STATED GOAL
Reproduce the records below exactly as they appear.

Data entries for graphics
# # # # # # #

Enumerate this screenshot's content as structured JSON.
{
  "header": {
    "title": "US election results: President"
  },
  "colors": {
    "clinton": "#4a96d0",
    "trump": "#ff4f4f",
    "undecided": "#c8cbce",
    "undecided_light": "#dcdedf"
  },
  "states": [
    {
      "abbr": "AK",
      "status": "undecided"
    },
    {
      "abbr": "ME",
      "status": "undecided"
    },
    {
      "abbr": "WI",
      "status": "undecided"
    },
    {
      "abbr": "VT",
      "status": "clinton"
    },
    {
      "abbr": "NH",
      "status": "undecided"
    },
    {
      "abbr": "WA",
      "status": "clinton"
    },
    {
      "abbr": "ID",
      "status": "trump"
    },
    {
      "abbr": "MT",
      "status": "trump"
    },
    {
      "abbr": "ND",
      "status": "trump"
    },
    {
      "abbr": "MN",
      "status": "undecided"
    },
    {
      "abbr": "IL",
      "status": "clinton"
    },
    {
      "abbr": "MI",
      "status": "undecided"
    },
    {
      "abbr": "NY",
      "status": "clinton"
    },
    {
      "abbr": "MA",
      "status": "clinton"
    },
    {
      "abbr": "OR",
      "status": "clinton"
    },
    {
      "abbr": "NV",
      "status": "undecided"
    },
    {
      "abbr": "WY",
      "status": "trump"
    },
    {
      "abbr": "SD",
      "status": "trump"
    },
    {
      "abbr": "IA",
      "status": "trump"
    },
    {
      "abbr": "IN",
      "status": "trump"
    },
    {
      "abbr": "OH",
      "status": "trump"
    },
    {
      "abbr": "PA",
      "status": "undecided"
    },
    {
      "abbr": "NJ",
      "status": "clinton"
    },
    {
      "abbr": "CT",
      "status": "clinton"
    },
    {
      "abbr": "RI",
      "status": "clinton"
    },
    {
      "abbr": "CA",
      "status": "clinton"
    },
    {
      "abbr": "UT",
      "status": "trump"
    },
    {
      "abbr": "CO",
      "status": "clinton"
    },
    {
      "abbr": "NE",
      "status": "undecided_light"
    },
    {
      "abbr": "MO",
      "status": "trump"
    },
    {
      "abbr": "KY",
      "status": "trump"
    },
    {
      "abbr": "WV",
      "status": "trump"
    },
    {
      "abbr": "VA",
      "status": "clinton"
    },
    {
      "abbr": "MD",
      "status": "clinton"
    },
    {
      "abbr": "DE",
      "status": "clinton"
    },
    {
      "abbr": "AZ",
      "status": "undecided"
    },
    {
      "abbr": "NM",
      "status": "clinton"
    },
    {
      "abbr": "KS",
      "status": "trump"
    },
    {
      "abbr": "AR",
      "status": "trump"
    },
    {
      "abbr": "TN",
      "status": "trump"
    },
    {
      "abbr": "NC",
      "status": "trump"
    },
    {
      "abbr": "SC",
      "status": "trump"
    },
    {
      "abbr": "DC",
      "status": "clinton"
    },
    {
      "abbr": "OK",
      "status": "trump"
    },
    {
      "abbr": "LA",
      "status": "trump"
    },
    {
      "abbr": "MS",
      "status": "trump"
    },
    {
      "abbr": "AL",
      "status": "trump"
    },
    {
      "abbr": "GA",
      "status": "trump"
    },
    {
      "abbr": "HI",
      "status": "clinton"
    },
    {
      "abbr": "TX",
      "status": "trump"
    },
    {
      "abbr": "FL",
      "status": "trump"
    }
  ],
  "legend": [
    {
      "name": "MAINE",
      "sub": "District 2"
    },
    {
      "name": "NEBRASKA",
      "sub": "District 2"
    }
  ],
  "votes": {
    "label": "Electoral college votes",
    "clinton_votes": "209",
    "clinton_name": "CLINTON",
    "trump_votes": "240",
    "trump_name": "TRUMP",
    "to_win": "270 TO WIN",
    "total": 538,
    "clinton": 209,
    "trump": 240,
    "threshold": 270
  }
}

# # # # # # #

CORRECT RESULT
Enumerate this screenshot's content as structured JSON.
{
  "header": {
    "title": "US election results: President"
  },
  "colors": {
    "clinton": "#4a96d0",
    "trump": "#ff4f4f",
    "undecided": "#c8cbce",
    "undecided_light": "#dcdedf"
  },
  "states": [
    {
      "abbr": "AK",
      "status": "undecided"
    },
    {
      "abbr": "ME",
      "status": "undecided"
    },
    {
      "abbr": "WI",
      "status": "undecided"
    },
    {
      "abbr": "VT",
      "status": "clinton"
    },
    {
      "abbr": "NH",
      "status": "undecided"
    },
    {
      "abbr": "WA",
      "status": "clinton"
    },
    {
      "abbr": "ID",
      "status": "trump"
    },
    {
      "abbr": "MT",
      "status": "trump"
    },
    {
      "abbr": "ND",
      "status": "trump"
    },
    {
      "abbr": "MN",
      "status": "undecided"
    },
    {
      "abbr": "IL",
      "status": "clinton"
    },
    {
      "abbr": "MI",
      "status": "undecided"
    },
    {
      "abbr": "NY",
      "status": "clinton"
    },
    {
      "abbr": "MA",
      "status": "clinton"
    },
    {
      "abbr": "OR",
      "status": "clinton"
    },
    {
      "abbr": "NV",
      "status": "undecided"
    },
    {
      "abbr": "WY",
      "status": "trump"
    },
    {
      "abbr": "SD",
      "status": "trump"
    },
    {
      "abbr": "IA",
      "status": "trump"
    },
    {
      "abbr": "IN",
      "status": "trump"
    },
    {
      "abbr": "OH",
      "status": "trump"
    },
    {
      "abbr": "PA",
      "status": "undecided"
    },
    {
      "abbr": "NJ",
      "status": "clinton"
    },
    {
      "abbr": "CT",
      "status": "clinton"
    },
    {
      "abbr": "RI",
      "status": "clinton"
    },
    {
      "abbr": "CA",
      "status": "clinton"
    },
    {
      "abbr": "UT",
      "status": "trump"
    },
    {
      "abbr": "CO",
      "status": "clinton"
    },
    {
      "abbr": "NE",
      "status": "undecided_light"
    },
    {
      "abbr": "MO",
      "status": "trump"
    },
    {
      "abbr": "KY",
      "status": "trump"
    },
    {
      "abbr": "WV",
      "status": "trump"
    },
    {
      "abbr": "VA",
      "status": "clinton"
    },
    {
      "abbr": "MD",
      "status": "clinton"
    },
    {
      "abbr": "DE",
      "status": "clinton"
    },
    {
      "abbr": "AZ",
      "status": "undecided"
    },
    {
      "abbr": "NM",
      "status": "clinton"
    },
    {
      "abbr": "KS",
      "status": "trump"
    },
    {
      "abbr": "AR",
      "status": "trump"
    },
    {
      "abbr": "TN",
      "status": "trump"
    },
    {
      "abbr": "NC",
      "status": "trump"
    },
    {
      "abbr": "SC",
      "status": "trump"
    },
    {
      "abbr": "DC",
      "status": "clinton"
    },
    {
      "abbr": "OK",
      "status": "trump"
    },
    {
      "abbr": "LA",
      "status": "trump"
    },
    {
      "abbr": "MS",
      "status": "trump"
    },
    {
      "abbr": "AL",
      "status": "trump"
    },
    {
      "abbr": "GA",
      "status": "trump"
    },
    {
      "abbr": "HI",
      "status": "clinton"
    },
    {
      "abbr": "TX",
      "status": "trump"
    },
    {
      "abbr": "FL",
      "status": "trump"
    }
  ],
  "legend": [
    {
      "name": "MAINE",
      "sub": "District 2"
    },
    {
      "name": "NEBRASKA",
      "sub": "District 2"
    }
  ],
  "votes": {
    "label": "Electoral college votes",
    "clinton_votes": "209",
    "clinton_name": "CLINTON",
    "trump_votes": "240",
    "trump_name": "TRUMP",
    "to_win": "270 TO WIN",
    "total": 538,
    "clinton": 209,
    "trump": 240,
    "threshold": 270
  }
}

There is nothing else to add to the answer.